PROBLEM DETAILS: Report every line in the listing below where the string "vind" shows up.

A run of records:
-- begin --

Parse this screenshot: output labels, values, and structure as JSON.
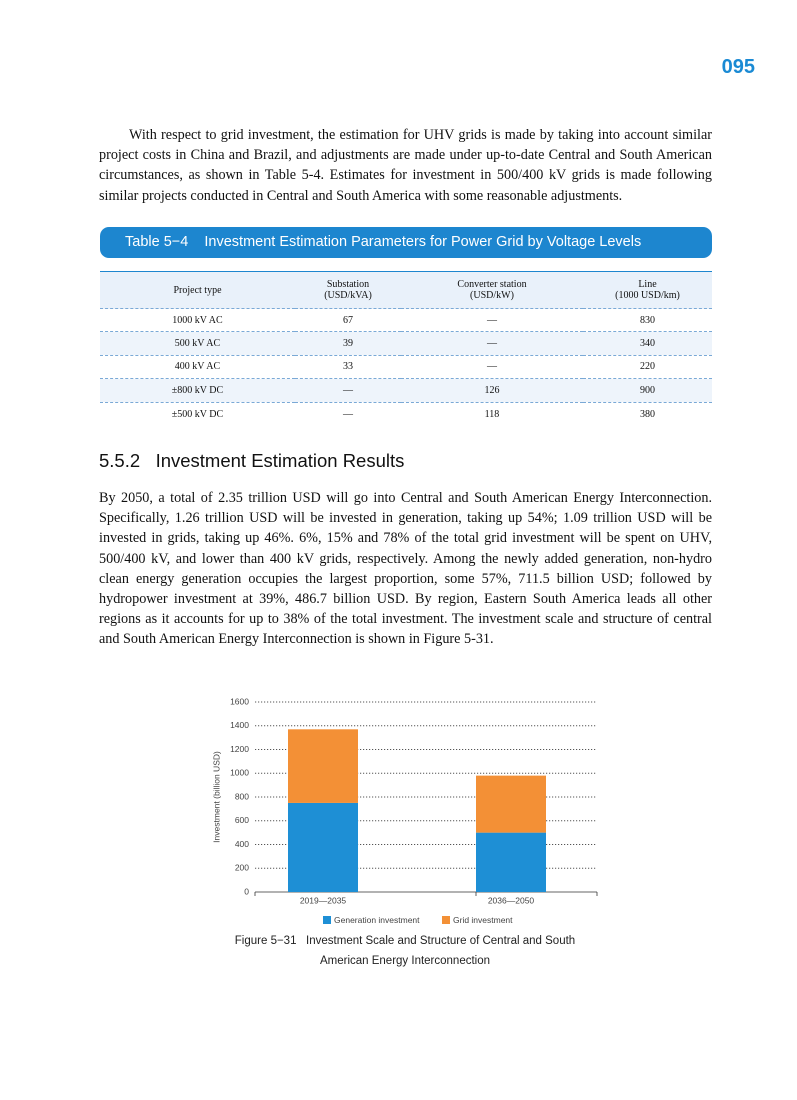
{
  "page_number": "095",
  "paragraphs": [
    "With respect to grid investment, the estimation for UHV grids is made by taking into account similar project costs in China and Brazil, and adjustments are made under up-to-date Central and South American circumstances, as shown in Table 5-4. Estimates for investment in 500/400 kV grids is made following similar projects conducted in Central and South America with some reasonable adjustments.",
    "By 2050, a total of 2.35 trillion USD will go into Central and South American Energy Interconnection. Specifically, 1.26 trillion USD will be invested in generation, taking up 54%; 1.09 trillion USD will be invested in grids, taking up 46%. 6%, 15% and 78% of the total grid investment will be spent on UHV, 500/400 kV, and lower than 400 kV grids, respectively. Among the newly added generation, non-hydro clean energy generation occupies the largest proportion, some 57%, 711.5 billion USD; followed by hydropower investment at 39%, 486.7 billion USD. By region, Eastern South America leads all other regions as it accounts for up to 38% of the total investment. The investment scale and structure of central and South American Energy Interconnection is shown in Figure 5-31."
  ],
  "table": {
    "caption": "Table 5−4    Investment Estimation Parameters for Power Grid by Voltage Levels",
    "header": [
      [
        "Project type"
      ],
      [
        "Substation",
        "(USD/kVA)"
      ],
      [
        "Converter station",
        "(USD/kW)"
      ],
      [
        "Line",
        "(1000 USD/km)"
      ]
    ],
    "rows": [
      [
        "1000 kV AC",
        "67",
        "—",
        "830"
      ],
      [
        "500 kV AC",
        "39",
        "—",
        "340"
      ],
      [
        "400 kV AC",
        "33",
        "—",
        "220"
      ],
      [
        "±800 kV DC",
        "—",
        "126",
        "900"
      ],
      [
        "±500 kV DC",
        "—",
        "118",
        "380"
      ]
    ]
  },
  "section_heading": "5.5.2   Investment Estimation Results",
  "chart_data": {
    "type": "stacked-bar",
    "title": "Figure 5−31   Investment Scale and Structure of Central and South American Energy Interconnection",
    "y_label": "Investment (billion USD)",
    "categories": [
      "2019—2035",
      "2036—2050"
    ],
    "series": [
      {
        "name": "Generation investment",
        "color": "#1e8fd5",
        "values": [
          750,
          500
        ]
      },
      {
        "name": "Grid investment",
        "color": "#f39036",
        "values": [
          620,
          480
        ]
      }
    ],
    "ylim": [
      0,
      1600
    ],
    "yticks": [
      0,
      200,
      400,
      600,
      800,
      1000,
      1200,
      1400,
      1600
    ],
    "grid": true,
    "legend": "bottom"
  }
}
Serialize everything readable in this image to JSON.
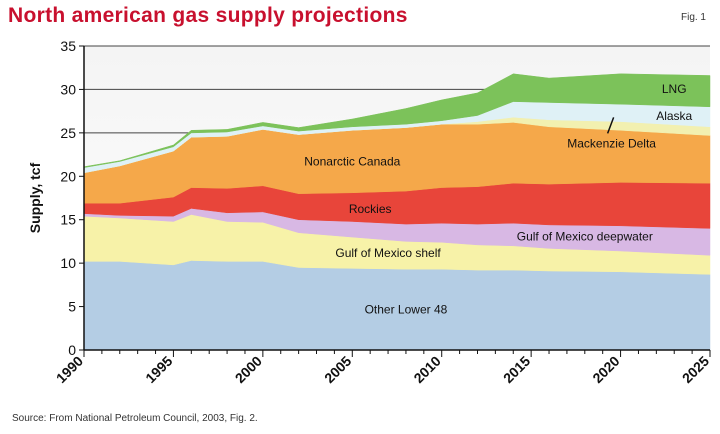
{
  "chart_data": {
    "type": "area",
    "stacked": true,
    "title": "North american gas supply projections",
    "figure_label": "Fig. 1",
    "source": "Source: From National Petroleum Council, 2003, Fig. 2.",
    "ylabel": "Supply, tcf",
    "xlabel": "",
    "xlim": [
      1990,
      2025
    ],
    "ylim": [
      0,
      35
    ],
    "xticks": [
      1990,
      1995,
      2000,
      2005,
      2010,
      2015,
      2020,
      2025
    ],
    "yticks": [
      0,
      5,
      10,
      15,
      20,
      25,
      30,
      35
    ],
    "grid": "horizontal",
    "x": [
      1990,
      1992,
      1995,
      1996,
      1998,
      2000,
      2002,
      2005,
      2008,
      2010,
      2012,
      2014,
      2016,
      2020,
      2025
    ],
    "series": [
      {
        "name": "Other Lower 48",
        "color": "#b4cde4",
        "values": [
          10.2,
          10.2,
          9.8,
          10.3,
          10.2,
          10.2,
          9.5,
          9.4,
          9.3,
          9.3,
          9.2,
          9.2,
          9.1,
          9.0,
          8.7
        ]
      },
      {
        "name": "Gulf of Mexico shelf",
        "color": "#f7f2a8",
        "values": [
          5.2,
          5.0,
          5.0,
          5.3,
          4.6,
          4.5,
          4.0,
          3.6,
          3.2,
          3.1,
          2.9,
          2.8,
          2.6,
          2.4,
          2.2
        ]
      },
      {
        "name": "Gulf of Mexico deepwater",
        "color": "#d8b8e4",
        "values": [
          0.3,
          0.3,
          0.6,
          0.7,
          1.0,
          1.2,
          1.5,
          1.8,
          2.0,
          2.2,
          2.4,
          2.6,
          2.7,
          2.9,
          3.1
        ]
      },
      {
        "name": "Rockies",
        "color": "#e8453a",
        "values": [
          1.2,
          1.4,
          2.2,
          2.4,
          2.8,
          3.0,
          3.0,
          3.3,
          3.8,
          4.1,
          4.3,
          4.6,
          4.7,
          5.0,
          5.2
        ]
      },
      {
        "name": "Nonarctic Canada",
        "color": "#f5a84a",
        "values": [
          3.5,
          4.3,
          5.3,
          5.8,
          6.0,
          6.5,
          6.8,
          7.2,
          7.3,
          7.3,
          7.2,
          7.0,
          6.6,
          6.0,
          5.5
        ]
      },
      {
        "name": "Mackenzie Delta",
        "color": "#f2f0b0",
        "values": [
          0,
          0,
          0,
          0,
          0,
          0,
          0,
          0,
          0,
          0,
          0.3,
          0.6,
          0.8,
          1.0,
          1.0
        ]
      },
      {
        "name": "Alaska",
        "color": "#dff1f6",
        "values": [
          0.6,
          0.5,
          0.5,
          0.5,
          0.5,
          0.4,
          0.4,
          0.4,
          0.4,
          0.4,
          0.7,
          1.8,
          2.0,
          2.0,
          2.3
        ]
      },
      {
        "name": "LNG",
        "color": "#7cc25a",
        "values": [
          0.1,
          0.1,
          0.2,
          0.3,
          0.3,
          0.4,
          0.4,
          0.9,
          1.8,
          2.4,
          2.6,
          3.2,
          2.8,
          3.5,
          3.6
        ]
      }
    ]
  }
}
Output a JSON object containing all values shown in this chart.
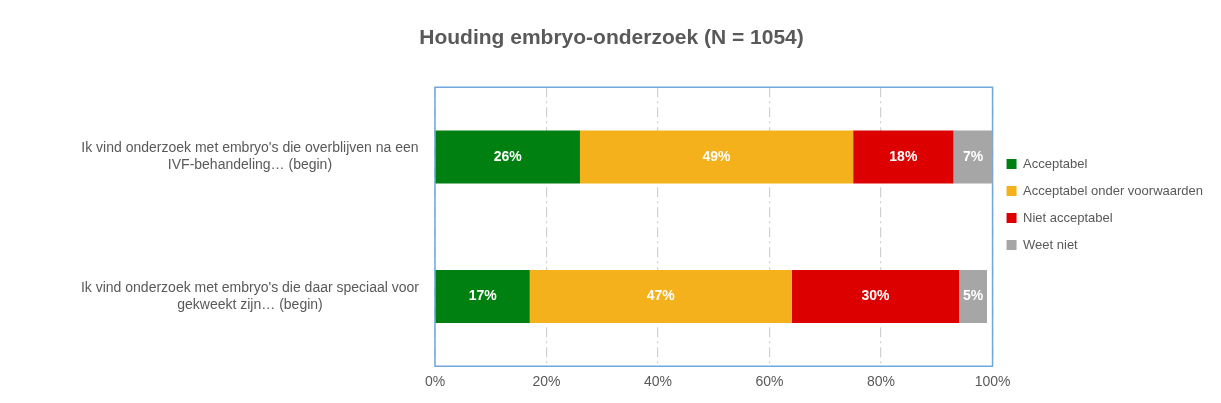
{
  "chart_data": {
    "type": "bar",
    "orientation": "horizontal",
    "stacked": true,
    "title": "Houding embryo-onderzoek (N = 1054)",
    "categories": [
      "Ik vind onderzoek met embryo's die overblijven na een IVF-behandeling… (begin)",
      "Ik vind onderzoek met embryo's die daar speciaal voor gekweekt zijn… (begin)"
    ],
    "series": [
      {
        "name": "Acceptabel",
        "color": "#008011",
        "values": [
          26,
          17
        ],
        "value_labels": [
          "26%",
          "17%"
        ]
      },
      {
        "name": "Acceptabel onder voorwaarden",
        "color": "#f4b11b",
        "values": [
          49,
          47
        ],
        "value_labels": [
          "49%",
          "47%"
        ]
      },
      {
        "name": "Niet acceptabel",
        "color": "#dc0000",
        "values": [
          18,
          30
        ],
        "value_labels": [
          "18%",
          "30%"
        ]
      },
      {
        "name": "Weet niet",
        "color": "#a6a6a6",
        "values": [
          7,
          5
        ],
        "value_labels": [
          "7%",
          "5%"
        ]
      }
    ],
    "xlim": [
      0,
      100
    ],
    "xticks": [
      {
        "value": 0,
        "label": "0%"
      },
      {
        "value": 20,
        "label": "20%"
      },
      {
        "value": 40,
        "label": "40%"
      },
      {
        "value": 60,
        "label": "60%"
      },
      {
        "value": 80,
        "label": "80%"
      },
      {
        "value": 100,
        "label": "100%"
      }
    ],
    "grid": "x",
    "legend": "right"
  }
}
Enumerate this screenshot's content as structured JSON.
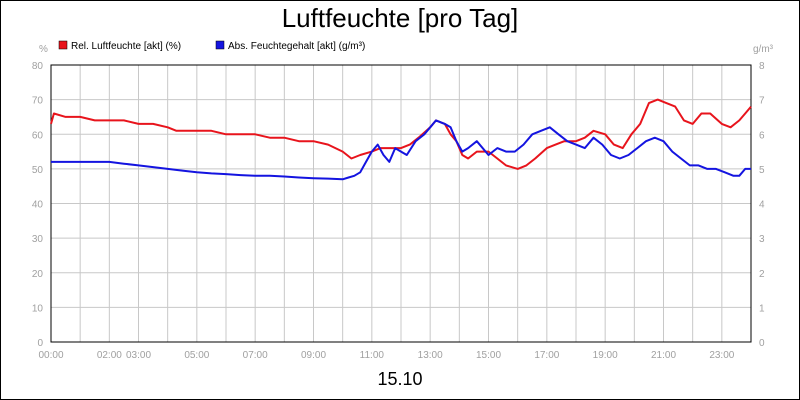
{
  "chart_data": {
    "type": "line",
    "title": "Luftfeuchte [pro Tag]",
    "date_label": "15.10",
    "left_axis": {
      "unit": "%",
      "ylim": [
        0,
        80
      ],
      "ticks": [
        "0",
        "10",
        "20",
        "30",
        "40",
        "50",
        "60",
        "70",
        "80"
      ]
    },
    "right_axis": {
      "unit": "g/m³",
      "ylim": [
        0,
        8
      ],
      "ticks": [
        "0",
        "1",
        "2",
        "3",
        "4",
        "5",
        "6",
        "7",
        "8"
      ]
    },
    "x_axis": {
      "range_hours": [
        0,
        24
      ],
      "ticks": [
        {
          "hour": 0,
          "label": "00:00"
        },
        {
          "hour": 2,
          "label": "02:00"
        },
        {
          "hour": 3,
          "label": "03:00"
        },
        {
          "hour": 5,
          "label": "05:00"
        },
        {
          "hour": 7,
          "label": "07:00"
        },
        {
          "hour": 9,
          "label": "09:00"
        },
        {
          "hour": 11,
          "label": "11:00"
        },
        {
          "hour": 13,
          "label": "13:00"
        },
        {
          "hour": 15,
          "label": "15:00"
        },
        {
          "hour": 17,
          "label": "17:00"
        },
        {
          "hour": 19,
          "label": "19:00"
        },
        {
          "hour": 21,
          "label": "21:00"
        },
        {
          "hour": 23,
          "label": "23:00"
        }
      ]
    },
    "grid": true,
    "legend_position": "top-left",
    "series": [
      {
        "name": "Rel. Luftfeuchte [akt] (%)",
        "color": "#e8141c",
        "axis": "left",
        "hours": [
          0,
          0.1,
          0.5,
          1,
          1.5,
          2,
          2.5,
          3,
          3.5,
          4,
          4.3,
          5,
          5.5,
          6,
          6.5,
          7,
          7.5,
          8,
          8.5,
          9,
          9.5,
          10,
          10.3,
          10.6,
          11,
          11.3,
          11.6,
          12,
          12.3,
          12.6,
          13,
          13.2,
          13.5,
          13.7,
          13.9,
          14.1,
          14.3,
          14.6,
          15,
          15.3,
          15.6,
          16,
          16.3,
          16.6,
          17,
          17.3,
          17.6,
          18,
          18.3,
          18.6,
          19,
          19.3,
          19.6,
          19.9,
          20.2,
          20.5,
          20.8,
          21.1,
          21.4,
          21.7,
          22,
          22.3,
          22.6,
          23,
          23.3,
          23.6,
          23.8,
          24
        ],
        "values": [
          63,
          66,
          65,
          65,
          64,
          64,
          64,
          63,
          63,
          62,
          61,
          61,
          61,
          60,
          60,
          60,
          59,
          59,
          58,
          58,
          57,
          55,
          53,
          54,
          55,
          56,
          56,
          56,
          57,
          59,
          62,
          64,
          63,
          60,
          58,
          54,
          53,
          55,
          55,
          53,
          51,
          50,
          51,
          53,
          56,
          57,
          58,
          58,
          59,
          61,
          60,
          57,
          56,
          60,
          63,
          69,
          70,
          69,
          68,
          64,
          63,
          66,
          66,
          63,
          62,
          64,
          66,
          68
        ]
      },
      {
        "name": "Abs. Feuchtegehalt [akt] (g/m³)",
        "color": "#1414e0",
        "axis": "right",
        "hours": [
          0,
          0.5,
          1,
          1.5,
          2,
          2.5,
          3,
          3.5,
          4,
          4.5,
          5,
          5.5,
          6,
          6.5,
          7,
          7.5,
          8,
          8.5,
          9,
          9.5,
          10,
          10.2,
          10.4,
          10.6,
          10.8,
          11,
          11.2,
          11.4,
          11.6,
          11.8,
          12,
          12.2,
          12.5,
          12.8,
          13,
          13.2,
          13.5,
          13.7,
          13.9,
          14.1,
          14.3,
          14.6,
          15,
          15.3,
          15.6,
          15.9,
          16.2,
          16.5,
          16.8,
          17.1,
          17.4,
          17.7,
          18,
          18.3,
          18.6,
          18.9,
          19.2,
          19.5,
          19.8,
          20.1,
          20.4,
          20.7,
          21,
          21.3,
          21.6,
          21.9,
          22.2,
          22.5,
          22.8,
          23.1,
          23.4,
          23.6,
          23.8,
          24
        ],
        "values": [
          5.2,
          5.2,
          5.2,
          5.2,
          5.2,
          5.15,
          5.1,
          5.05,
          5.0,
          4.95,
          4.9,
          4.87,
          4.85,
          4.82,
          4.8,
          4.8,
          4.78,
          4.75,
          4.73,
          4.72,
          4.7,
          4.75,
          4.8,
          4.9,
          5.2,
          5.5,
          5.7,
          5.4,
          5.2,
          5.6,
          5.5,
          5.4,
          5.8,
          6.0,
          6.2,
          6.4,
          6.3,
          6.2,
          5.8,
          5.5,
          5.6,
          5.8,
          5.4,
          5.6,
          5.5,
          5.5,
          5.7,
          6.0,
          6.1,
          6.2,
          6.0,
          5.8,
          5.7,
          5.6,
          5.9,
          5.7,
          5.4,
          5.3,
          5.4,
          5.6,
          5.8,
          5.9,
          5.8,
          5.5,
          5.3,
          5.1,
          5.1,
          5.0,
          5.0,
          4.9,
          4.8,
          4.8,
          5.0,
          5.0
        ]
      }
    ]
  }
}
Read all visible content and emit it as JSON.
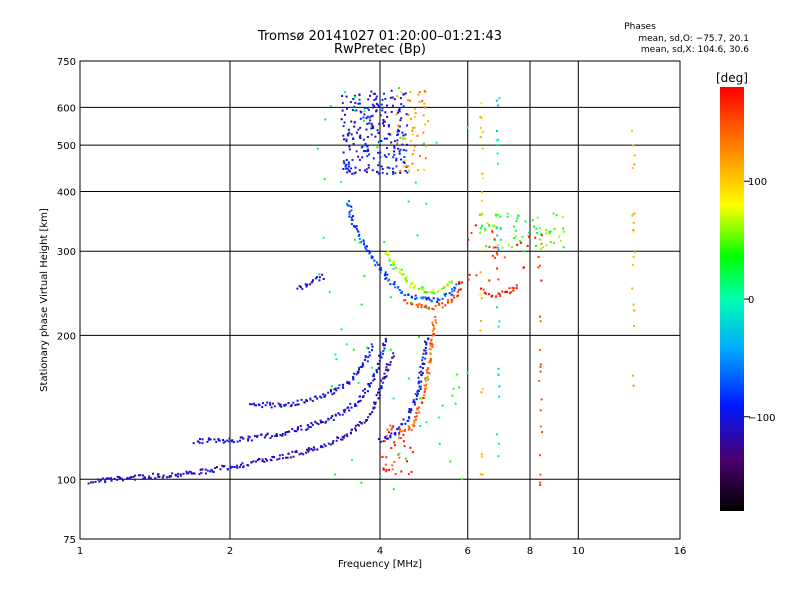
{
  "chart_data": {
    "type": "scatter",
    "title": "Tromsø 20141027 01:20:00–01:21:43",
    "subtitle": "RwPretec (Bp)",
    "xlabel": "Frequency [MHz]",
    "ylabel": "Stationary phase Virtual Height [km]",
    "xscale": "log",
    "yscale": "log",
    "xlim": [
      1,
      16
    ],
    "ylim": [
      75,
      750
    ],
    "x_ticks": [
      "1",
      "2",
      "4",
      "6",
      "8",
      "10",
      "16"
    ],
    "x_tick_values": [
      1,
      2,
      4,
      6,
      8,
      10,
      16
    ],
    "x_grid": [
      2,
      4,
      6,
      8,
      10
    ],
    "y_ticks": [
      "75",
      "100",
      "200",
      "300",
      "400",
      "500",
      "600",
      "750"
    ],
    "y_tick_values": [
      75,
      100,
      200,
      300,
      400,
      500,
      600,
      750
    ],
    "y_grid": [
      100,
      200,
      300,
      400,
      500,
      600
    ],
    "grid": true,
    "phases_header": "Phases",
    "phases_O": "mean, sd,O: −75.7, 20.1",
    "phases_X": "mean, sd,X: 104.6, 30.6",
    "colorbar": {
      "label": "[deg]",
      "range": [
        -180,
        180
      ],
      "ticks": [
        "100",
        "0",
        "−100"
      ],
      "tick_values": [
        100,
        0,
        -100
      ]
    },
    "series": [
      {
        "kind": "curve",
        "points": [
          [
            1.05,
            99
          ],
          [
            1.3,
            101
          ],
          [
            1.5,
            102
          ],
          [
            1.8,
            104
          ],
          [
            2.1,
            107
          ],
          [
            2.5,
            111
          ],
          [
            2.9,
            115
          ],
          [
            3.3,
            121
          ],
          [
            3.6,
            128
          ],
          [
            3.8,
            136
          ],
          [
            3.95,
            148
          ],
          [
            4.05,
            160
          ],
          [
            4.15,
            172
          ],
          [
            4.25,
            183
          ]
        ],
        "phase": -110
      },
      {
        "kind": "curve",
        "points": [
          [
            1.7,
            120
          ],
          [
            2.1,
            121
          ],
          [
            2.5,
            124
          ],
          [
            2.9,
            129
          ],
          [
            3.3,
            136
          ],
          [
            3.6,
            145
          ],
          [
            3.8,
            156
          ],
          [
            3.95,
            170
          ],
          [
            4.05,
            185
          ],
          [
            4.1,
            198
          ]
        ],
        "phase": -105
      },
      {
        "kind": "curve",
        "points": [
          [
            2.2,
            143
          ],
          [
            2.5,
            143
          ],
          [
            2.8,
            145
          ],
          [
            3.1,
            150
          ],
          [
            3.4,
            157
          ],
          [
            3.6,
            166
          ],
          [
            3.75,
            178
          ],
          [
            3.85,
            192
          ]
        ],
        "phase": -100
      },
      {
        "kind": "curve",
        "points": [
          [
            4.0,
            120
          ],
          [
            4.3,
            124
          ],
          [
            4.55,
            135
          ],
          [
            4.75,
            150
          ],
          [
            4.85,
            168
          ],
          [
            4.92,
            186
          ],
          [
            4.97,
            200
          ]
        ],
        "phase": -95
      },
      {
        "kind": "curve",
        "points": [
          [
            4.4,
            125
          ],
          [
            4.6,
            128
          ],
          [
            4.8,
            140
          ],
          [
            4.95,
            160
          ],
          [
            5.05,
            180
          ],
          [
            5.1,
            200
          ],
          [
            5.15,
            220
          ]
        ],
        "phase": 140
      },
      {
        "kind": "curve",
        "points": [
          [
            3.45,
            380
          ],
          [
            3.55,
            340
          ],
          [
            3.7,
            310
          ],
          [
            3.9,
            285
          ],
          [
            4.15,
            262
          ],
          [
            4.4,
            248
          ],
          [
            4.7,
            240
          ],
          [
            5.0,
            237
          ],
          [
            5.3,
            238
          ],
          [
            5.55,
            245
          ],
          [
            5.8,
            258
          ]
        ],
        "phase": -75
      },
      {
        "kind": "curve",
        "points": [
          [
            4.5,
            235
          ],
          [
            4.8,
            230
          ],
          [
            5.1,
            229
          ],
          [
            5.4,
            232
          ],
          [
            5.7,
            243
          ],
          [
            5.85,
            262
          ]
        ],
        "phase": 155
      },
      {
        "kind": "curve",
        "points": [
          [
            4.1,
            300
          ],
          [
            4.4,
            270
          ],
          [
            4.7,
            252
          ],
          [
            5.0,
            246
          ],
          [
            5.3,
            248
          ],
          [
            5.6,
            262
          ]
        ],
        "phase": 60
      },
      {
        "kind": "curve",
        "points": [
          [
            2.75,
            250
          ],
          [
            2.9,
            256
          ],
          [
            3.0,
            262
          ],
          [
            3.1,
            268
          ]
        ],
        "phase": -110
      },
      {
        "kind": "curve",
        "points": [
          [
            6.4,
            248
          ],
          [
            6.8,
            242
          ],
          [
            7.2,
            246
          ],
          [
            7.6,
            255
          ]
        ],
        "phase": 170
      },
      {
        "kind": "block",
        "x": [
          3.35,
          4.55
        ],
        "y": [
          435,
          650
        ],
        "phase": -100,
        "count": 240
      },
      {
        "kind": "block",
        "x": [
          4.3,
          5.0
        ],
        "y": [
          440,
          650
        ],
        "phase": 120,
        "count": 50
      },
      {
        "kind": "block",
        "x": [
          4.0,
          4.7
        ],
        "y": [
          102,
          130
        ],
        "phase": 160,
        "count": 40
      },
      {
        "kind": "block",
        "x": [
          6.3,
          9.6
        ],
        "y": [
          300,
          360
        ],
        "phase": 40,
        "count": 70
      },
      {
        "kind": "block",
        "x": [
          6.0,
          8.5
        ],
        "y": [
          260,
          340
        ],
        "phase": 170,
        "count": 30
      },
      {
        "kind": "block",
        "x": [
          3.0,
          6.0
        ],
        "y": [
          95,
          660
        ],
        "phase": 20,
        "count": 70
      },
      {
        "kind": "column",
        "x": 6.4,
        "y": [
          100,
          660
        ],
        "phase": 100,
        "count": 25
      },
      {
        "kind": "column",
        "x": 6.9,
        "y": [
          110,
          640
        ],
        "phase": -20,
        "count": 25
      },
      {
        "kind": "column",
        "x": 8.4,
        "y": [
          95,
          330
        ],
        "phase": 150,
        "count": 18
      },
      {
        "kind": "column",
        "x": 12.9,
        "y": [
          150,
          620
        ],
        "phase": 110,
        "count": 20
      }
    ]
  }
}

-- end --

WRITTEN RESPONSE:
      "Ik vind onderzoek met embryo's die overblijven na een IVF-behandeling… (begin)",
      "Ik vind onderzoek met embryo's die daar speciaal voor gekweekt zijn… (begin)"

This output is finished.